> _ANGEZEIGTER TEXT_:
__________________________________________________
Alles ordnungsgemäß – Foto: Lichtgut/Max Kovalenko

Der Bezirksbeirat fordert, dass auch auf der Olgastraße künftig Tempo 40 gilt. Ob das Limit tatsächlich der Luftreinhaltung dient, ist umstritten.

S-Mitte - Der scheinbar ewige Streit ums Autofahren in der Autostadt Stuttgart flammt im Bezirksbeirat Mitte nur selten auf. Schlicht, weil die Meinung der übergroßen Mehrheit die ist, die zuletzt der Sozialdemokrat Matthias Vincon aussprach: „Meinetwegen könnte in der ganzen Innenstadt Tempo 40 eingeführt werden, gern.“ Alle anderen Argumente wie Lärm oder Luftqualität könnten beiseite gelassen werden, meint Vincon, allein die höhere Verkehrssicherheit bei niedrigem Tempo reiche aus. Der Genosse bewegt sich zwischen Wohnort und Arbeitsplatz konsequent mit dem Rad, genauso wie die Bezirksvorsteherin Veronika Kienzle und etliche andere der Lokalpolitiker.

Tatsächlich ging es keineswegs um Tempo 40 in der gesamten Innenstadt, sondern nur auf einem Teil der Olgastraße. Wenig überraschend waren es die Grünen, die beantragten, die Geschwindigkeit vom Olgaeck bis zur Markungsgrenze zwischen Süden und Stadtmitte zu drosseln. Was insofern folgerichtig erscheint, weil ihre Bezirksbeirats-Kollegen im Süden für ihren Teil der Straße den Beschluss bereits durchgesetzt haben, wenn auch unter Protest der konservativen Lokalpolitiker. Ohnehin sei das Limit längst überfällig, meint Sebastian Erdle für die Stadtisten, denn: „Die Autos rasen da hoch wie auf einer Rennstrecke.“ Letztlich stimmten die drei CDU-Beiräte gegen den Antrag, die große Mehrheit erwartungsgemäß dafür.
__________________________________________________
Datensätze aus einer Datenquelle

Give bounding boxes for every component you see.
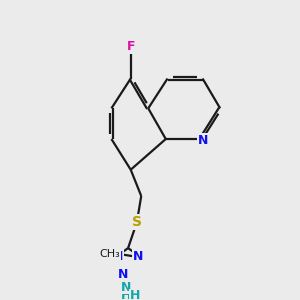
Text: F: F [127, 40, 135, 53]
Text: N: N [112, 250, 123, 263]
Text: N: N [118, 268, 128, 281]
Text: H: H [130, 290, 140, 300]
Text: H: H [120, 290, 131, 300]
Text: S: S [132, 215, 142, 229]
Text: CH₃: CH₃ [99, 249, 120, 260]
Text: N: N [198, 134, 209, 147]
Text: N: N [120, 281, 131, 294]
Text: N: N [133, 250, 144, 263]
__________________________________________________
Stimmen diese Aussagen mit dem Text über Tempo 40 auf der Olgastraße überein: (a) Der Antrag auf Tempo 40 kam von den Grünen. (b) Die drei CDU-Beiräte stimmten für den Antrag. (c) Für den Teil der Straße im Süden wurde der Beschluss bereits durchgesetzt. Antworte jeweils mit Ja oder Nein und zitiere wörtlich die Stelle, die den Ausschlag gibt. Die Datensätze spielen hierfür keine Rolle.

> _ERGEBNIS_:
(a) Ja: „Wenig überraschend waren es die Grünen, die beantragten, die Geschwindigkeit vom Olgaeck bis zur Markungsgrenze zwischen Süden und Stadtmitte zu drosseln.“
(b) Nein: „Letztlich stimmten die drei CDU-Beiräte gegen den Antrag“
(c) Ja: „ihre Bezirksbeirats-Kollegen im Süden für ihren Teil der Straße den Beschluss bereits durchgesetzt haben“